** begin **
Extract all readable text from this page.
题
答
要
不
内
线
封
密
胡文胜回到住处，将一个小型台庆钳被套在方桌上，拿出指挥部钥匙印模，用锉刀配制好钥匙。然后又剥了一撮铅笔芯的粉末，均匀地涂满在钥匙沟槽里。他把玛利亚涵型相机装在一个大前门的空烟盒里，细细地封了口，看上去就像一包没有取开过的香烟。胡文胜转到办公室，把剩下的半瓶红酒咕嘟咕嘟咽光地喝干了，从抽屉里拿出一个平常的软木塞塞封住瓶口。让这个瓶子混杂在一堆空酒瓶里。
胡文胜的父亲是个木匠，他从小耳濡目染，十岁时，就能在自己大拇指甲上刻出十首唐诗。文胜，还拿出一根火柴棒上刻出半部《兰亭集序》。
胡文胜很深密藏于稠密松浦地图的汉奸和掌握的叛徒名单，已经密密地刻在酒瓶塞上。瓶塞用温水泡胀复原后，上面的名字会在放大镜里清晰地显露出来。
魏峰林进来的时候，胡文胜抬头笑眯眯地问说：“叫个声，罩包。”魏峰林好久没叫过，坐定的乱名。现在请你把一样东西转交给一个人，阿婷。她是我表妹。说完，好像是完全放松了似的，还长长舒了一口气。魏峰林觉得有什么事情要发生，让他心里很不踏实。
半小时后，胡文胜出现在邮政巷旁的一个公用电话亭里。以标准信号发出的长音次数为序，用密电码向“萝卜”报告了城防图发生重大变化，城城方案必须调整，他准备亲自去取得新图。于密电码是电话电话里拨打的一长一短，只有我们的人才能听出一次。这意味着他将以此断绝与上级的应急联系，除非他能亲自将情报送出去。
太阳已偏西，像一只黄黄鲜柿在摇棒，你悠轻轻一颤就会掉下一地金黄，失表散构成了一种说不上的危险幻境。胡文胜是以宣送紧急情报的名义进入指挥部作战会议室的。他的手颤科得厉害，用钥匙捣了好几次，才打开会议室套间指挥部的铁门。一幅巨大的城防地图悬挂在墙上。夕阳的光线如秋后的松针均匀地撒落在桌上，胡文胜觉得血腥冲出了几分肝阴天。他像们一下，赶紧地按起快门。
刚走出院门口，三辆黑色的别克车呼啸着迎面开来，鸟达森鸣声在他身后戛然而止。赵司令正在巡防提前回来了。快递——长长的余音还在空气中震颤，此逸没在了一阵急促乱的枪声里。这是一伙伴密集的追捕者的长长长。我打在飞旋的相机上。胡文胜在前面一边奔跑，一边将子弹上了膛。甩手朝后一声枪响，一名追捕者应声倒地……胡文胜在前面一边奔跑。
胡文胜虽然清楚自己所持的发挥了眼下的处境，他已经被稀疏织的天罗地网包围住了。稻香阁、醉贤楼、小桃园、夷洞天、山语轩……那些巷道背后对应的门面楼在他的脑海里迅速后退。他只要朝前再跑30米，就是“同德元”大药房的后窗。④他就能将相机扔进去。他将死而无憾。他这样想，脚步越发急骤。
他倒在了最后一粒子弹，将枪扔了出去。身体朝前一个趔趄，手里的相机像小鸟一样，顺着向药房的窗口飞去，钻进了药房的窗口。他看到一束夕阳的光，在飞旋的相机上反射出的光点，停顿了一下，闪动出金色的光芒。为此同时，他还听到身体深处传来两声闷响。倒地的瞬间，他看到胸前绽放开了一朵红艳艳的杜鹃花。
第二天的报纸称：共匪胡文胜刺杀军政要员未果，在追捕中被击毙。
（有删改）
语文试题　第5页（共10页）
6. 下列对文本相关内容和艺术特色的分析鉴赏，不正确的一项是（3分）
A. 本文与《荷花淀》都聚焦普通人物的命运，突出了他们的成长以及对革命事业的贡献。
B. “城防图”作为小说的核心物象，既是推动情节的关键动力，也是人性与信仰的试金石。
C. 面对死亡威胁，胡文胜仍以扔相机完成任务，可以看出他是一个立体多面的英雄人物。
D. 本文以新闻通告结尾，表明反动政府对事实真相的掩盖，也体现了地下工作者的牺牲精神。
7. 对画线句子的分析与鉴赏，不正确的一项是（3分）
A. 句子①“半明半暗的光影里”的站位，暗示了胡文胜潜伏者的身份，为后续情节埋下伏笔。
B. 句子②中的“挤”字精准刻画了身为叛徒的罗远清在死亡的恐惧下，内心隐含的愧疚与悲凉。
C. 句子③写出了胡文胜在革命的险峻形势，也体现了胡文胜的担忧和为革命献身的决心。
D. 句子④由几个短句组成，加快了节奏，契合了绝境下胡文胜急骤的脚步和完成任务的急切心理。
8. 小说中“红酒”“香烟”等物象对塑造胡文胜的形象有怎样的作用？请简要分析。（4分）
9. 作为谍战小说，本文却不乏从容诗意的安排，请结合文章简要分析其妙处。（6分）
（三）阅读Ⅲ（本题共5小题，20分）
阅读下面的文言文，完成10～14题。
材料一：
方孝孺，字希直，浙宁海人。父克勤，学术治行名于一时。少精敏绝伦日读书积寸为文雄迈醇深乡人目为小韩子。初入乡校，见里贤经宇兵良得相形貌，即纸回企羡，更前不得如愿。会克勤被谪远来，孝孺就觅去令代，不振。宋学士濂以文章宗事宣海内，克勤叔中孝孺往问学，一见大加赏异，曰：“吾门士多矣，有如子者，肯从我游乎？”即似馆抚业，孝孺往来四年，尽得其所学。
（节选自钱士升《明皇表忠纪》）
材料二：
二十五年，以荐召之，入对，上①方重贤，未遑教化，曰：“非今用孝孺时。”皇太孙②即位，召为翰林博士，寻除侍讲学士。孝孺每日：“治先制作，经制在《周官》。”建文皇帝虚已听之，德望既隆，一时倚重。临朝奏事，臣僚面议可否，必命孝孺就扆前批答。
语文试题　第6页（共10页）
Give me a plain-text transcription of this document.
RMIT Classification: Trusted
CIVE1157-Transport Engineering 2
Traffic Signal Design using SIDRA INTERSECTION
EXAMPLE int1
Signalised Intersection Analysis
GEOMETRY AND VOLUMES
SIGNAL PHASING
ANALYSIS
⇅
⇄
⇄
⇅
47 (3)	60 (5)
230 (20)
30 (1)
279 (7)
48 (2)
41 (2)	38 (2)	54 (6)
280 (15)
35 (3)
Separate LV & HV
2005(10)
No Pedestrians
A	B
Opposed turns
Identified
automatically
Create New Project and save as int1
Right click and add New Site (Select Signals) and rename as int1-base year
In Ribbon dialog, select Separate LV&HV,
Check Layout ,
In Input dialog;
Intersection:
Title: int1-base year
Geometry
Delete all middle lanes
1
** end **
◆ Work to be completed
From the line holding "Give me a plain-text" through the last line above, reproduce each line exactly and add nothing.

◆ Expected answer
Give me a plain-text transcription of this document.
RMIT Classification: Trusted
CIVE1157-Transport Engineering 2
Traffic Signal Design using SIDRA INTERSECTION
EXAMPLE int1
Signalised Intersection Analysis
GEOMETRY AND VOLUMES
SIGNAL PHASING
ANALYSIS
⇅
⇄
⇄
⇅
47 (3)	60 (5)
230 (20)
30 (1)
279 (7)
48 (2)
41 (2)	38 (2)	54 (6)
280 (15)
35 (3)
Separate LV & HV
2005(10)
No Pedestrians
A	B
Opposed turns
Identified
automatically
Create New Project and save as int1
Right click and add New Site (Select Signals) and rename as int1-base year
In Ribbon dialog, select Separate LV&HV,
Check Layout ,
In Input dialog;
Intersection:
Title: int1-base year
Geometry
Delete all middle lanes
1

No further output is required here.